--- TASK STATEMENT ---
Give the listing again character for character, but drop the images.

>> BEGIN MATERIAL FOR THIS EXERCISE

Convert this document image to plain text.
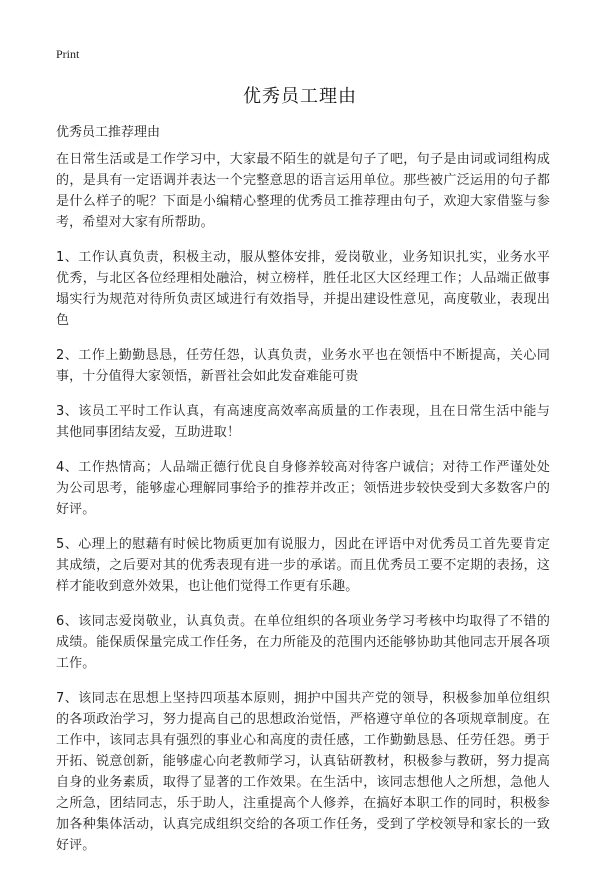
Print
优秀员工理由

优秀员工推荐理由

在日常生活或是工作学习中，大家最不陌生的就是句子了吧，句子是由词或词组构成的，是具有一定语调并表达一个完整意思的语言运用单位。那些被广泛运用的句子都是什么样子的呢？下面是小编精心整理的优秀员工推荐理由句子，欢迎大家借鉴与参考，希望对大家有所帮助。

1、工作认真负责，积极主动，服从整体安排，爱岗敬业，业务知识扎实，业务水平优秀，与北区各位经理相处融洽，树立榜样，胜任北区大区经理工作；人品端正做事塌实行为规范对待所负责区域进行有效指导，并提出建设性意见，高度敬业，表现出色

2、工作上勤勤恳恳，任劳任怨，认真负责，业务水平也在领悟中不断提高，关心同事，十分值得大家领悟，新晋社会如此发奋难能可贵

3、该员工平时工作认真，有高速度高效率高质量的工作表现，且在日常生活中能与其他同事团结友爱，互助进取！

4、工作热情高；人品端正德行优良自身修养较高对待客户诚信；对待工作严谨处处为公司思考，能够虚心理解同事给予的推荐并改正；领悟进步较快受到大多数客户的好评。

5、心理上的慰藉有时候比物质更加有说服力，因此在评语中对优秀员工首先要肯定其成绩，之后要对其的优秀表现有进一步的承诺。而且优秀员工要不定期的表扬，这样才能收到意外效果，也让他们觉得工作更有乐趣。

6、该同志爱岗敬业，认真负责。在单位组织的各项业务学习考核中均取得了不错的成绩。能保质保量完成工作任务，在力所能及的范围内还能够协助其他同志开展各项工作。

7、该同志在思想上坚持四项基本原则，拥护中国共产党的领导，积极参加单位组织的各项政治学习，努力提高自己的思想政治觉悟，严格遵守单位的各项规章制度。在工作中，该同志具有强烈的事业心和高度的责任感，工作勤勤恳恳、任劳任怨。勇于开拓、锐意创新，能够虚心向老教师学习，认真钻研教材，积极参与教研，努力提高自身的业务素质，取得了显著的工作效果。在生活中，该同志想他人之所想，急他人之所急，团结同志，乐于助人，注重提高个人修养，在搞好本职工作的同时，积极参加各种集体活动，认真完成组织交给的各项工作任务，受到了学校领导和家长的一致好评。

>> END MATERIAL FOR THIS EXERCISE

--- REPLY ---
Convert this document image to plain text.
Print
优秀员工理由

优秀员工推荐理由

在日常生活或是工作学习中，大家最不陌生的就是句子了吧，句子是由词或词组构成的，是具有一定语调并表达一个完整意思的语言运用单位。那些被广泛运用的句子都是什么样子的呢？下面是小编精心整理的优秀员工推荐理由句子，欢迎大家借鉴与参考，希望对大家有所帮助。

1、工作认真负责，积极主动，服从整体安排，爱岗敬业，业务知识扎实，业务水平优秀，与北区各位经理相处融洽，树立榜样，胜任北区大区经理工作；人品端正做事塌实行为规范对待所负责区域进行有效指导，并提出建设性意见，高度敬业，表现出色

2、工作上勤勤恳恳，任劳任怨，认真负责，业务水平也在领悟中不断提高，关心同事，十分值得大家领悟，新晋社会如此发奋难能可贵

3、该员工平时工作认真，有高速度高效率高质量的工作表现，且在日常生活中能与其他同事团结友爱，互助进取！

4、工作热情高；人品端正德行优良自身修养较高对待客户诚信；对待工作严谨处处为公司思考，能够虚心理解同事给予的推荐并改正；领悟进步较快受到大多数客户的好评。

5、心理上的慰藉有时候比物质更加有说服力，因此在评语中对优秀员工首先要肯定其成绩，之后要对其的优秀表现有进一步的承诺。而且优秀员工要不定期的表扬，这样才能收到意外效果，也让他们觉得工作更有乐趣。

6、该同志爱岗敬业，认真负责。在单位组织的各项业务学习考核中均取得了不错的成绩。能保质保量完成工作任务，在力所能及的范围内还能够协助其他同志开展各项工作。

7、该同志在思想上坚持四项基本原则，拥护中国共产党的领导，积极参加单位组织的各项政治学习，努力提高自己的思想政治觉悟，严格遵守单位的各项规章制度。在工作中，该同志具有强烈的事业心和高度的责任感，工作勤勤恳恳、任劳任怨。勇于开拓、锐意创新，能够虚心向老教师学习，认真钻研教材，积极参与教研，努力提高自身的业务素质，取得了显著的工作效果。在生活中，该同志想他人之所想，急他人之所急，团结同志，乐于助人，注重提高个人修养，在搞好本职工作的同时，积极参加各种集体活动，认真完成组织交给的各项工作任务，受到了学校领导和家长的一致好评。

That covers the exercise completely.